● **Exercise**
Each line containing the word "JSON" must be reported.

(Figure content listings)

—————

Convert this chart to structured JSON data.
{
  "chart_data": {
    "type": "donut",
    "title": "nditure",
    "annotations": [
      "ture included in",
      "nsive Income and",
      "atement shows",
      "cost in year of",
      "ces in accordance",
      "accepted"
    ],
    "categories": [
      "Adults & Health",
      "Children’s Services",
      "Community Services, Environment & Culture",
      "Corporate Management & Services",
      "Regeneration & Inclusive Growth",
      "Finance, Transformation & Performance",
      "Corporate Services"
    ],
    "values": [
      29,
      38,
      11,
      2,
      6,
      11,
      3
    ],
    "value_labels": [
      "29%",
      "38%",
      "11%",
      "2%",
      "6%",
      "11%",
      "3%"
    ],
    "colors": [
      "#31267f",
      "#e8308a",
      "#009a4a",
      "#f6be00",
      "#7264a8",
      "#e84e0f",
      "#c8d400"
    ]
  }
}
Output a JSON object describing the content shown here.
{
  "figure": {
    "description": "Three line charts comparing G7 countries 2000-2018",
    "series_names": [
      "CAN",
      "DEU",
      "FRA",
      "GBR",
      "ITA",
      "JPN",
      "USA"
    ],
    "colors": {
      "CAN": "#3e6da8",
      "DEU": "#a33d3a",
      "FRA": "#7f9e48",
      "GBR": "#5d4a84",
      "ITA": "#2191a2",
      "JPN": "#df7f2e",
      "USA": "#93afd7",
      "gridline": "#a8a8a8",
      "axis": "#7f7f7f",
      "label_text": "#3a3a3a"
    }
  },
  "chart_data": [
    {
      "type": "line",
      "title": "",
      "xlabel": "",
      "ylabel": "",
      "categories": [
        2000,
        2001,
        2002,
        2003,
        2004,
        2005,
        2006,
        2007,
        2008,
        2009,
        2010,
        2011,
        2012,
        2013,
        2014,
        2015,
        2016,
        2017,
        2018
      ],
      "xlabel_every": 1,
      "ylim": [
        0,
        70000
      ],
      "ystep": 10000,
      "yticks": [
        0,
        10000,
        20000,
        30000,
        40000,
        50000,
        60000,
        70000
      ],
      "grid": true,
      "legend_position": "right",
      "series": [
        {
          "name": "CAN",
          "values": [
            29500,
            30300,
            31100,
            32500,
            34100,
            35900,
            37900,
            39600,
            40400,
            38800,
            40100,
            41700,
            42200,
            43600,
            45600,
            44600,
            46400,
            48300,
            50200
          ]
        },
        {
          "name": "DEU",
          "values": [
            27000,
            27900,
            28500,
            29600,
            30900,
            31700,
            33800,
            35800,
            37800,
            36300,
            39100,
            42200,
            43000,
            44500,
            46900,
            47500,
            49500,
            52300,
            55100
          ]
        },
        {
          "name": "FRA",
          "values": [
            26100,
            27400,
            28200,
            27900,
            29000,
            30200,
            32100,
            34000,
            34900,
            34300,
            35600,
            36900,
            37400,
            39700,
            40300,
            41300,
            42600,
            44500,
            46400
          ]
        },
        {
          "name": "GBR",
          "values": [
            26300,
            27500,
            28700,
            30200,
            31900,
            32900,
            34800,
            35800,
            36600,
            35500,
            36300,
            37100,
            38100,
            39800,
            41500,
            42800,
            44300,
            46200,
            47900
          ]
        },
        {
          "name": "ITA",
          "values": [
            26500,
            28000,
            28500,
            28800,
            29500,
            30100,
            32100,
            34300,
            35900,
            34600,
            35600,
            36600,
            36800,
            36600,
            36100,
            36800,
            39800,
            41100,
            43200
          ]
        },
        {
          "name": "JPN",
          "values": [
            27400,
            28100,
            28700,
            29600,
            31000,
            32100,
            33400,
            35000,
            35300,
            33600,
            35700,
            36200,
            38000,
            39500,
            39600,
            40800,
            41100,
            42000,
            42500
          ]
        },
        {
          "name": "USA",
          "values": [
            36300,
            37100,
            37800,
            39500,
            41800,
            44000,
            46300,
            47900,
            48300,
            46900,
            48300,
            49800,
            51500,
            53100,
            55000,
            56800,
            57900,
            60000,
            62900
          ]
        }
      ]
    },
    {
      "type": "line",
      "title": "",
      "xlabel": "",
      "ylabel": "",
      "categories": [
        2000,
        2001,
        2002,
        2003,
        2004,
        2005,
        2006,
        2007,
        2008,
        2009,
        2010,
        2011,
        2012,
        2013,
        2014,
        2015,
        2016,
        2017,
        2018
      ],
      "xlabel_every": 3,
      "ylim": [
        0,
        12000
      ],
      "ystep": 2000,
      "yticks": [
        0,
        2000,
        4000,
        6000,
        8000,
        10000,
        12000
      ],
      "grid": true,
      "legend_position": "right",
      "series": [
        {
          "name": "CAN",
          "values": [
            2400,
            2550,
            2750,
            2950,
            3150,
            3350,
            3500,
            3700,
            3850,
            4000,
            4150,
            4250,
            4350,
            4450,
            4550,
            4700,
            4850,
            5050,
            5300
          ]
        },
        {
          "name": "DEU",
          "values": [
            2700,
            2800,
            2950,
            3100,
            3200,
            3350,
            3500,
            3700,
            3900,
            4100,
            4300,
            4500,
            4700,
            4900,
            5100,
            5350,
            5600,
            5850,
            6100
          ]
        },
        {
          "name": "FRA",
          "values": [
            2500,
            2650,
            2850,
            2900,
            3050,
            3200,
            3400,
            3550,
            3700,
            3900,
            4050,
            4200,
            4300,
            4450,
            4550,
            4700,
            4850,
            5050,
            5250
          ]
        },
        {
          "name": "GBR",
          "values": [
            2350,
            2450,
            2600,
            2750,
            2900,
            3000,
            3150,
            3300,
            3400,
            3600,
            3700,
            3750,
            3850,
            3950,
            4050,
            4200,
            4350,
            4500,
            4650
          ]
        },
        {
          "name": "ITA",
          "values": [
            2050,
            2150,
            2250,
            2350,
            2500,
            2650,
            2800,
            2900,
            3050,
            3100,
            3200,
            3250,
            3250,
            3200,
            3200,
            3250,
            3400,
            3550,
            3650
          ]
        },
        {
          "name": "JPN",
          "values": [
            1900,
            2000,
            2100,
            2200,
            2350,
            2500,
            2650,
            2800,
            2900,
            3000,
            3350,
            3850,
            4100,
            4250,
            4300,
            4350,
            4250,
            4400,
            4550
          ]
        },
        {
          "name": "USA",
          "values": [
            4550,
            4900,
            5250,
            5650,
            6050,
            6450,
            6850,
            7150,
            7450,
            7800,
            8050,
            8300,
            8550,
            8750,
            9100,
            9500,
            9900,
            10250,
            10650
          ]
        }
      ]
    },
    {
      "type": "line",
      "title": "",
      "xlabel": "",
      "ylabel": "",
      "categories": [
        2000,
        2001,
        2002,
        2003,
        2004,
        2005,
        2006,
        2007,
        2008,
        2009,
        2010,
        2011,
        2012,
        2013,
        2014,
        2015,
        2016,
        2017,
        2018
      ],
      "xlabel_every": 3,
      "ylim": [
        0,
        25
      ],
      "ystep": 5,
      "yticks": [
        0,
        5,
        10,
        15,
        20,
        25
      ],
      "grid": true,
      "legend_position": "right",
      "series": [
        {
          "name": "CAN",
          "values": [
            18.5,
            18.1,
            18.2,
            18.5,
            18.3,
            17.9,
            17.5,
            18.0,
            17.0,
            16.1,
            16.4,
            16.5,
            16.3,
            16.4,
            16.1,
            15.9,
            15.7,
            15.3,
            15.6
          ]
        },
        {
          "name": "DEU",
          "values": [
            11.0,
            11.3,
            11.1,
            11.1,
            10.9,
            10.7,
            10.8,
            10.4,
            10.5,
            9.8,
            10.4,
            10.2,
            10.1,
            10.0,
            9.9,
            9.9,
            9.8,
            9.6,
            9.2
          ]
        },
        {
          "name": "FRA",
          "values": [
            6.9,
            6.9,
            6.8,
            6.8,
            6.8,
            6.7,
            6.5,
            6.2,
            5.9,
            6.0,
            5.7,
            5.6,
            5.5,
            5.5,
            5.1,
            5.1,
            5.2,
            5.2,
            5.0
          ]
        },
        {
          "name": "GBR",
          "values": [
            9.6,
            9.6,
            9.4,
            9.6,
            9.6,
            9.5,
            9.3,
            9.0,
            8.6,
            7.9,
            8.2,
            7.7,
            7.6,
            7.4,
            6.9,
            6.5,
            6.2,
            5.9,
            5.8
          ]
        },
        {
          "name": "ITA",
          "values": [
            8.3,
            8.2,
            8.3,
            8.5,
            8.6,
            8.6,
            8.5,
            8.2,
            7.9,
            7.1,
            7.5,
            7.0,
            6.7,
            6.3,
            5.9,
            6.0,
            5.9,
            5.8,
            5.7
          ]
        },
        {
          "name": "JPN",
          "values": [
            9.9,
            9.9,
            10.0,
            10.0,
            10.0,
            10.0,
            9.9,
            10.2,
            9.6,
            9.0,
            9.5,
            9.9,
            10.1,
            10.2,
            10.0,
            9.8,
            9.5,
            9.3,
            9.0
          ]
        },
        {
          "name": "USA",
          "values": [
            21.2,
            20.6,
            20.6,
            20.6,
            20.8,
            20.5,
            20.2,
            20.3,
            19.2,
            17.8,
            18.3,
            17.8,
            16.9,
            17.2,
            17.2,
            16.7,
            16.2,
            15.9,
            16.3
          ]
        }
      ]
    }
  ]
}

—————

● **Answer to this exercise**
Convert this chart to structured JSON data.
Output a JSON object describing the content shown here.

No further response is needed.